* **TEXT EXCERPT**:
□ □ □ □ □ □ □

If childhood memories could be distilled into pure energy, they would probably seem as radioactive as the golden glow emitted from the spray-painted wheat fields of The Reflecting Skin. Otherworldly, easily seen from a distance and something that would likely be burned upon our retinas if stared at long enough. But, in the instance we happen to all be vampires, this vibrancy would also be something for us to recoil from. And that’s something that seems worth considering when the world we are being shown here is haunted by childhood trauma. No matter what side of the light we think we live in, there is no telling who may get burned. And who may be bitten.
This is where the horror in Phillip Ridley’s film will reside, inside of all the terrifying contradictions of our earliest years, where the adult world slowly begins to come into view and we only have our fables and our imaginations to make sense of what we see ourselves being unwillingly pulled towards. Not only does it heighten these disorienting feelings by bathing its view of childhood in a summer brightness, a magic hour all of us would likely feel comfortable curling back up in if afforded the chance.

□ □ □ □ □ □ □

* **MATERIAL PROVIDED**:

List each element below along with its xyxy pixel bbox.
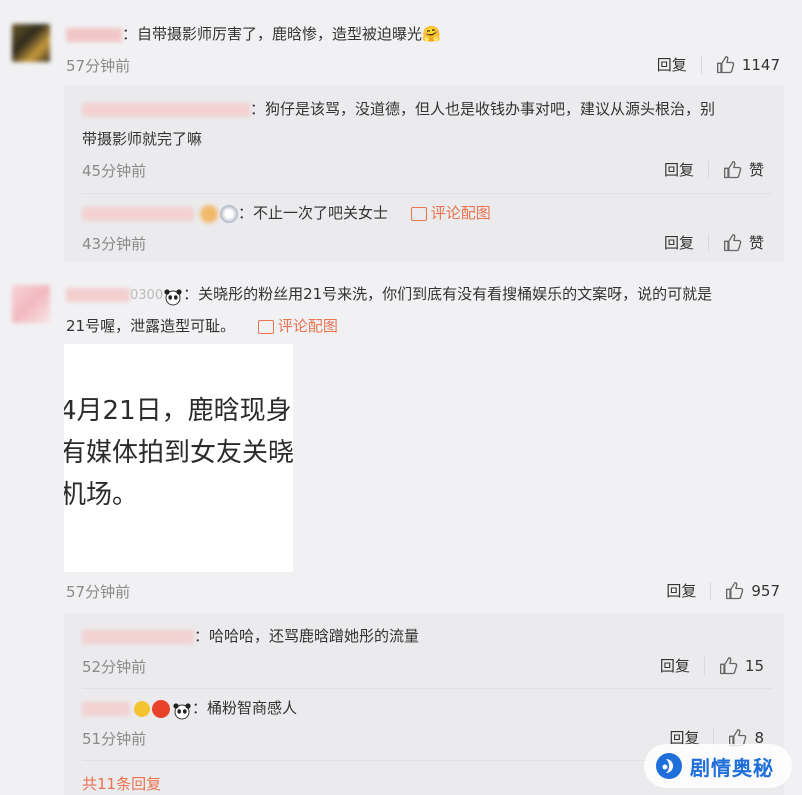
- hug-emoji-icon: 🤗: [422, 25, 441, 43]
- like-count: 1147: [741, 55, 780, 74]
- comment-image-link[interactable]: 评论配图: [410, 204, 491, 222]
- reply-button[interactable]: 回复: [666, 580, 696, 601]
- thumbs-up-icon: [719, 656, 738, 674]
- watermark-logo-icon: [656, 753, 682, 779]
- comment-body: ：自带摄影师厉害了，鹿晗惨，造型被迫曝光🤗: [66, 19, 441, 49]
- divider: [703, 656, 705, 675]
- comment-text: ：关晓彤的粉丝用21号来洗，你们到底有没有看搜桶娱乐的文案呀，说的可就是: [183, 285, 713, 303]
- reply-time: 45分钟前: [82, 162, 147, 180]
- avatar[interactable]: [12, 285, 50, 323]
- like-button[interactable]: 957: [725, 581, 780, 601]
- divider: [710, 581, 712, 600]
- medal-icon: [220, 204, 238, 223]
- picture-icon: [257, 319, 274, 334]
- comment-actions: 回复 957: [666, 580, 780, 601]
- comment-text: ：自带摄影师厉害了，鹿晗惨，造型被迫曝光: [122, 25, 423, 43]
- reply-body: ：桶粉智商感人: [82, 693, 297, 723]
- reply-divider: [82, 688, 772, 689]
- reply-button[interactable]: 回复: [664, 159, 694, 180]
- vip-badge-icon: [152, 699, 170, 718]
- divider: [707, 233, 709, 252]
- thumbs-up-icon: [723, 233, 742, 251]
- comment-image-link[interactable]: 评论配图: [257, 317, 338, 335]
- comment-image-link-label: 评论配图: [277, 317, 338, 335]
- comment-image-link-label: 评论配图: [430, 204, 491, 222]
- badge-icon: [200, 204, 218, 223]
- image-text-line: 4月21日，鹿晗现身: [64, 396, 292, 426]
- reply-text-cont: 带摄影师就完了嘛: [82, 130, 203, 148]
- comment-actions: 回复 1147: [657, 54, 780, 75]
- like-button[interactable]: 赞: [723, 159, 764, 180]
- like-button[interactable]: 赞: [723, 232, 764, 253]
- reply-text: ：桶粉智商感人: [192, 699, 298, 717]
- reply-divider: [82, 193, 772, 194]
- username[interactable]: [82, 701, 130, 716]
- reply-text: ：不止一次了吧关女士: [238, 204, 389, 222]
- reply-button[interactable]: 回复: [660, 655, 690, 676]
- reply-actions: 回复 15: [660, 655, 764, 676]
- panda-icon: [172, 700, 192, 719]
- comment-body: 0300 ：关晓彤的粉丝用21号来洗，你们到底有没有看搜桶娱乐的文案呀，说的可就是…: [66, 279, 781, 341]
- username[interactable]: [82, 629, 194, 644]
- username[interactable]: [82, 102, 250, 117]
- reply-body: ：狗仔是该骂，没道德，但人也是收钱办事对吧，建议从源头根治，别 带摄影师就完了嘛: [82, 94, 772, 154]
- like-count: 15: [744, 656, 764, 675]
- thumbs-up-icon: [726, 581, 744, 599]
- reply-time: 52分钟前: [82, 658, 147, 676]
- reply-text: ：狗仔是该骂，没道德，但人也是收钱办事对吧，建议从源头根治，别: [250, 100, 716, 118]
- comment-text-cont: 21号喔，泄露造型可耻。: [66, 317, 236, 335]
- username[interactable]: 0300: [66, 285, 163, 303]
- like-button[interactable]: 1147: [716, 55, 780, 75]
- username[interactable]: [82, 206, 194, 221]
- reply-actions: 回复 赞: [664, 232, 764, 253]
- reply-time: 51分钟前: [82, 730, 147, 748]
- reply-text: ：哈哈哈，还骂鹿晗蹭她彤的流量: [194, 627, 420, 645]
- watermark: 剧情奥秘: [644, 744, 792, 788]
- image-text-line: 机场。: [64, 480, 139, 510]
- watermark-text: 剧情奥秘: [690, 755, 774, 780]
- picture-icon: [410, 206, 427, 221]
- like-button[interactable]: 15: [719, 656, 764, 676]
- comment-time: 57分钟前: [66, 57, 131, 75]
- like-count: 赞: [748, 234, 764, 252]
- panda-icon: [163, 286, 183, 305]
- reply-actions: 回复 赞: [664, 159, 764, 180]
- username[interactable]: [66, 27, 122, 42]
- divider: [707, 160, 709, 179]
- more-replies-link[interactable]: 共11条回复: [82, 773, 161, 794]
- reply-body: ：不止一次了吧关女士 评论配图: [82, 198, 491, 228]
- reply-body: ：哈哈哈，还骂鹿晗蹭她彤的流量: [82, 621, 419, 651]
- comment-image[interactable]: 4月21日，鹿晗现身 有媒体拍到女友关晓 机场。: [64, 344, 293, 572]
- divider: [700, 55, 702, 74]
- like-count: 957: [751, 581, 780, 600]
- thumbs-up-icon: [716, 55, 735, 73]
- comment-time: 57分钟前: [66, 583, 131, 601]
- image-text-line: 有媒体拍到女友关晓: [64, 438, 293, 468]
- avatar[interactable]: [12, 24, 50, 62]
- like-count: 赞: [748, 161, 764, 179]
- reply-button[interactable]: 回复: [664, 232, 694, 253]
- crown-badge-icon: [134, 700, 150, 717]
- reply-button[interactable]: 回复: [657, 54, 687, 75]
- reply-time: 43分钟前: [82, 235, 147, 253]
- thumbs-up-icon: [723, 160, 742, 178]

□ □ □ □ □ □ □

* **COMPLETE THE FOLLOWING**:
1 – In the essay on The Reflecting Skin, why does the writer find it worth considering that the vibrancy of childhood memories could be something to recoil from? Answer in one to three sentences.
2 – List every quality that the first two sentences of the essay on The Reflecting Skin assign to childhood memories distilled into pure energy.
3 – Go on writing the essay on The Reflecting Skin from the point where it stops.

* **ANSWERS TO THE EXERCISES**:
1 – It seems worth considering because the world shown in the film is haunted by childhood trauma. In that world, no matter what side of the light we think we live in, there is no telling who may get burned or bitten.

2 –
- As radioactive as the golden glow from the spray-painted wheat fields of The Reflecting Skin
- Otherworldly
- Easily seen from a distance
- Likely to be burned upon our retinas if stared at long enough

3 –
But, it also fills this vision with such a scorching light it can’t help but deepen the kinds of shadows where the belief in such things as vampires can thrive. Whether or not we still believe in these things is irrelevant, what matters is there was a time in our life when we had to. The Reflecting Skin invites us to peek into the tomb where this not yet dead memory still lives, and reminds us how frightening the real world really is by showing us the many ways we resist the reality of it when we are younger.
As a result, its vision of childhood seems a suffocating thing, long mummified, regardless of all the light it allows in. It is not a depiction of youth that dreams of the future. Instead, it wallows in its smell of dead flies and dust. And as the old bandages it has been swaddled in begin to crack, it leaves only a musty cloud for us mortals to breath in. It would be a wonderful perfume for all of the vampires out there, if not for how much of that pesky sunlight is lingering about.
For fans of horror, it is a good thing to finally come upon a film that does not pander exclusively to the terrors we find in the night and in the darkness. The Reflecting Skin instead stares at its monsters dead on, fully illuminated, because it clearly hopes its audience will wither like an ant beneath its unflinching point of light.
But, even if we don’t shrivel like a burning insect while watching, we will at least recognize the heat of its message. Things can be just as frightening in the light if you are a child who stares too closely. Especially when you realize there are no shadows left to play tricks on you and that what you are looking at is really there. You just might not have the proper name for it yet.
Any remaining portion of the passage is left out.